-- Begin MATERIAL FOR THE TASK --
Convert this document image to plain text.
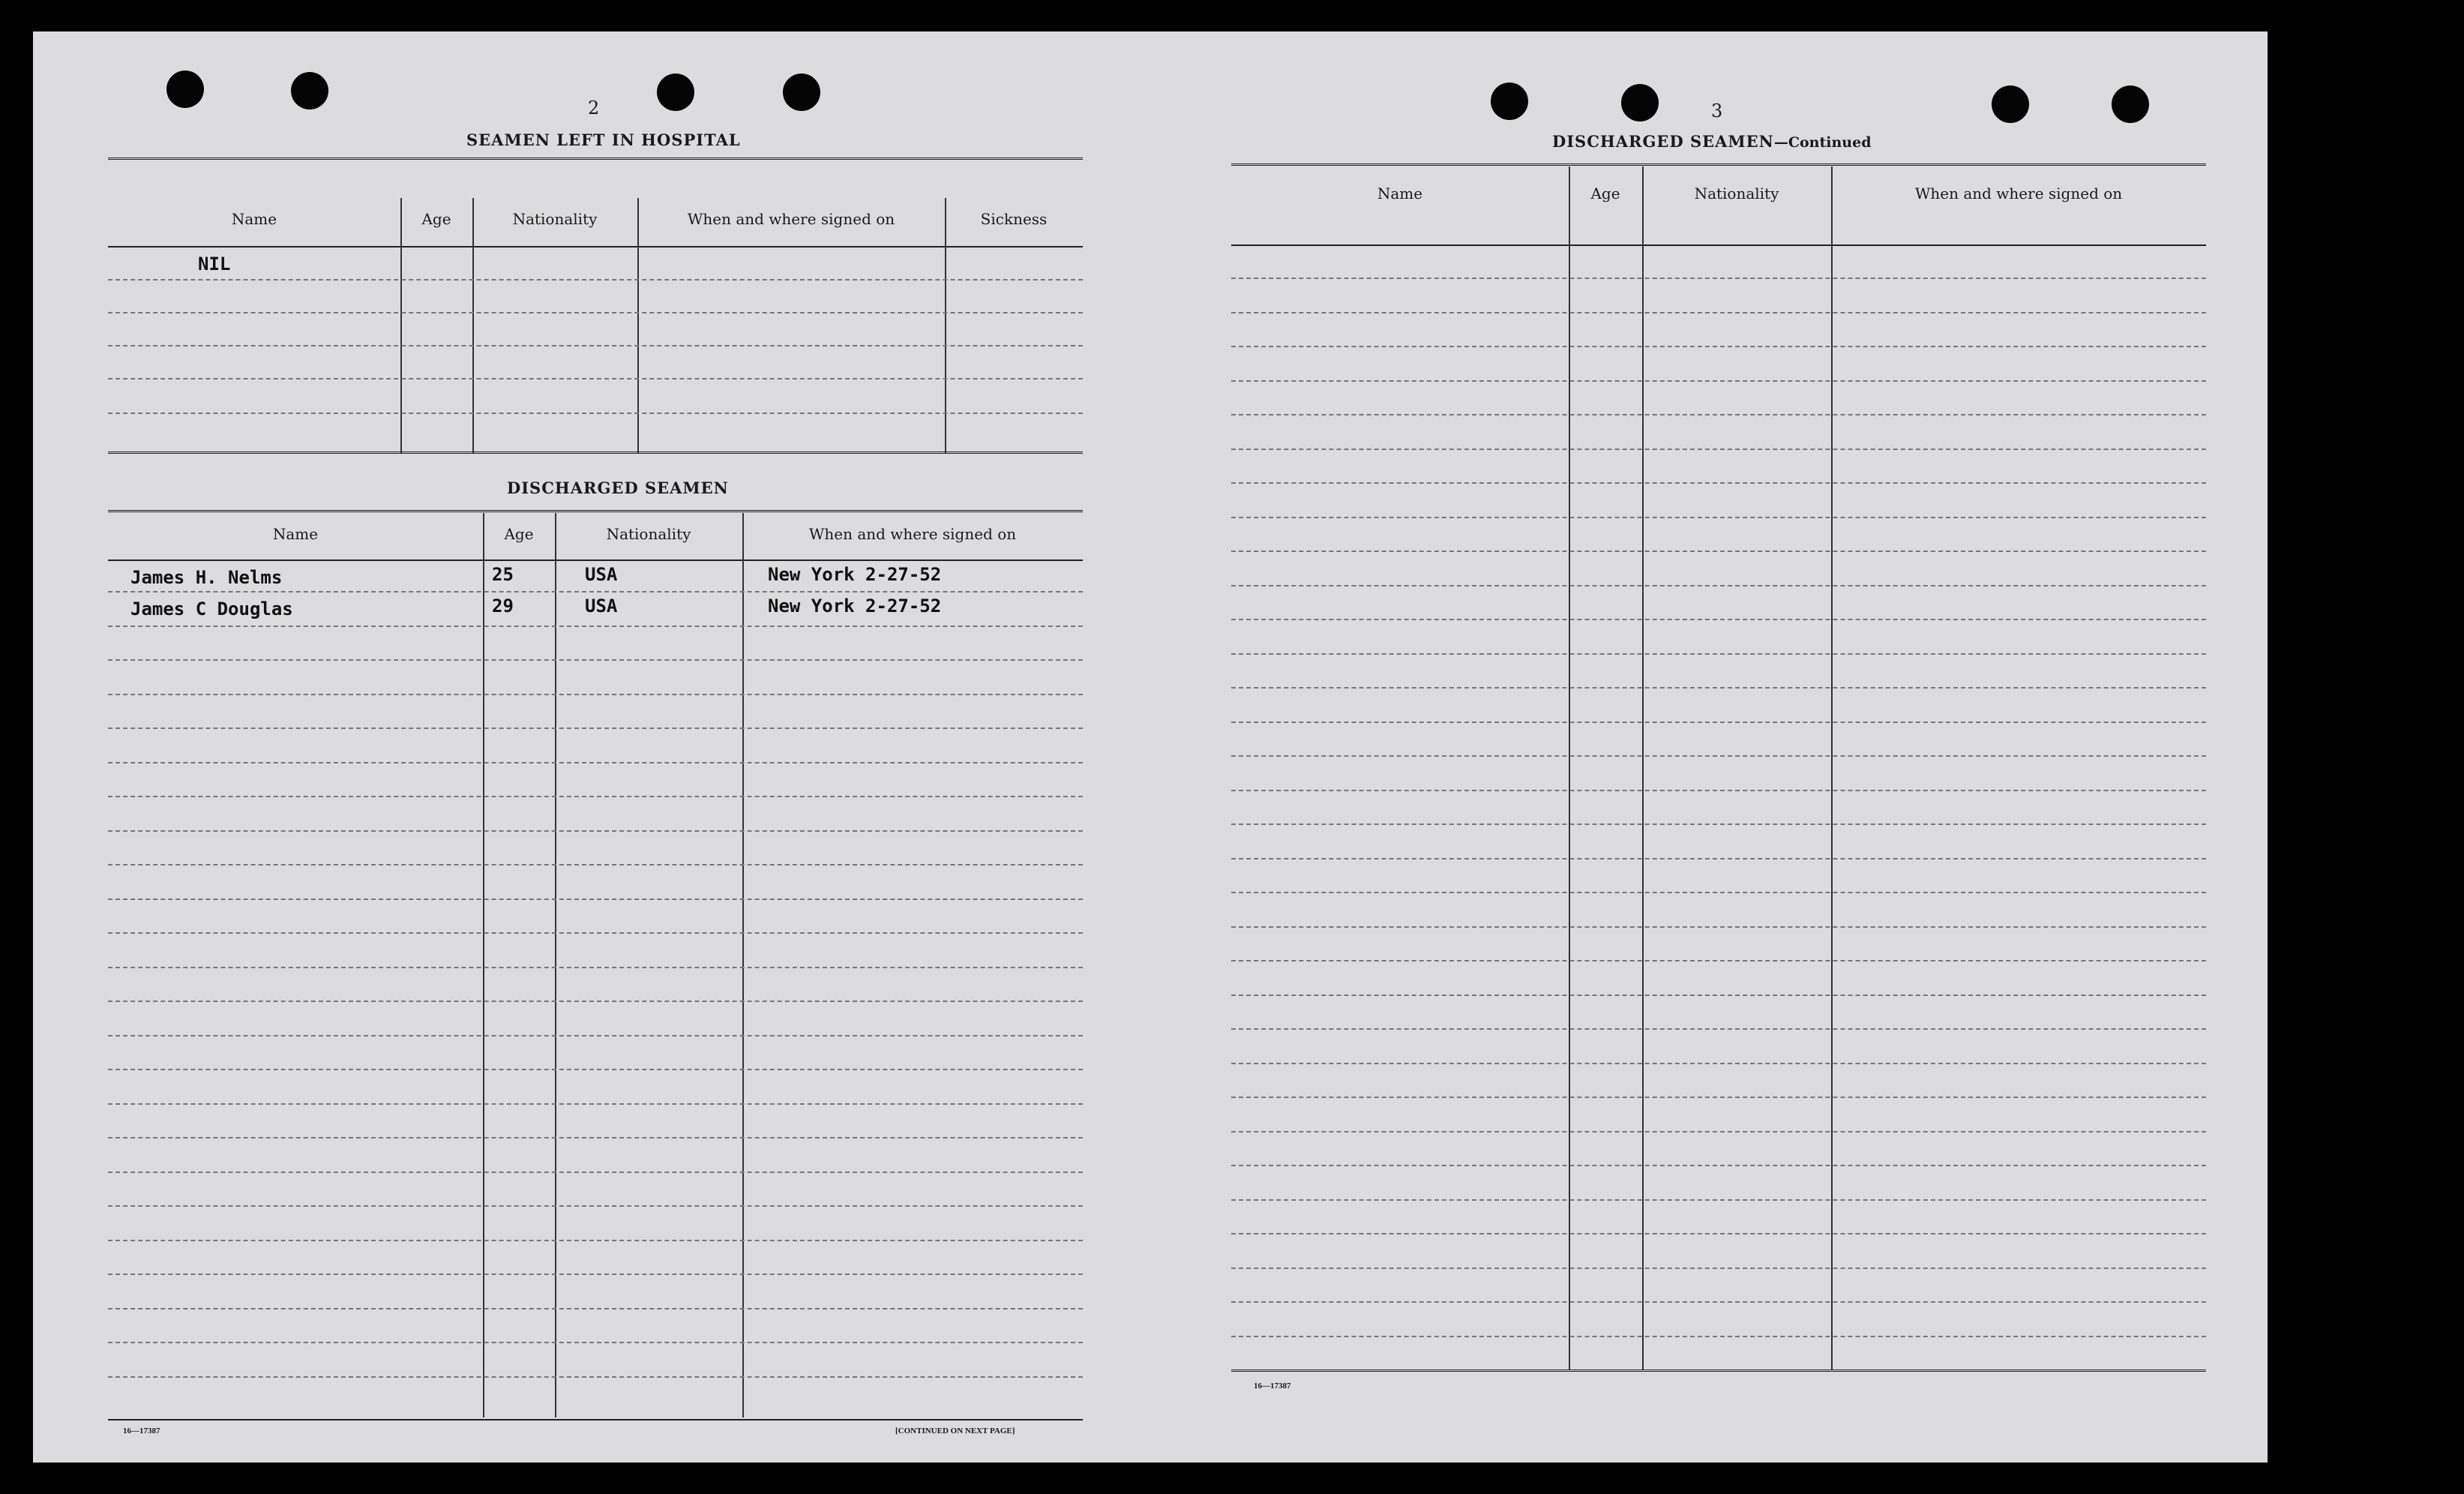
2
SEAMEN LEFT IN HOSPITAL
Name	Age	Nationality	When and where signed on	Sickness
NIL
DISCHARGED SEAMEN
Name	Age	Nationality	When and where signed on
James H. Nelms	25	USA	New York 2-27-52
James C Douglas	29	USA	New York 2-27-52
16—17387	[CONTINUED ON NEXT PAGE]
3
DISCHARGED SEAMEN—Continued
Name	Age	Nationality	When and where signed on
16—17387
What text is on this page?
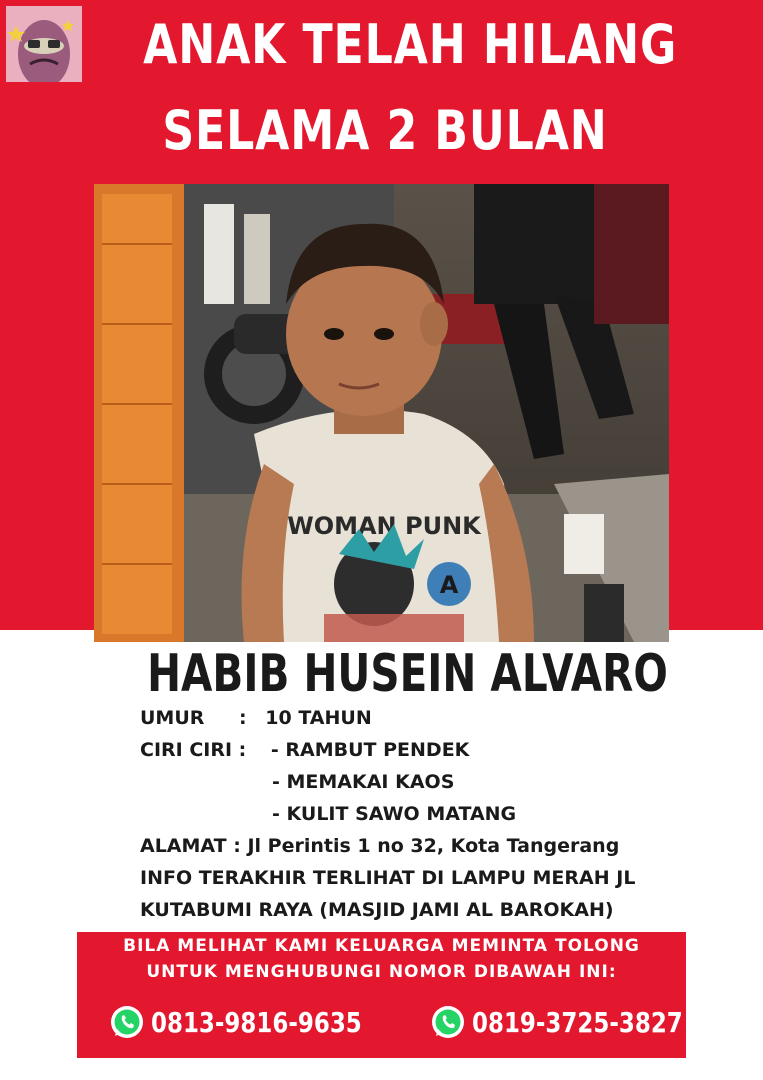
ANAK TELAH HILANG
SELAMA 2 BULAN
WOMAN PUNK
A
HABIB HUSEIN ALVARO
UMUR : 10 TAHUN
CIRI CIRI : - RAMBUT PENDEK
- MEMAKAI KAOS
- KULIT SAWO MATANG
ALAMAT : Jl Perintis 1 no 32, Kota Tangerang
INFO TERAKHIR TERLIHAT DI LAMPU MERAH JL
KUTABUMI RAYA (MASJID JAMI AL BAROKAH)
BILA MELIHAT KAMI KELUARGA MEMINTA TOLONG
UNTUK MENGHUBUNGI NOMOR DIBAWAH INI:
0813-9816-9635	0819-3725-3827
-- End MATERIAL FOR THE TASK --
YOUR TASK
Each line holding the word "text" counts once; report the total and nothing else.

TASK ANSWER
2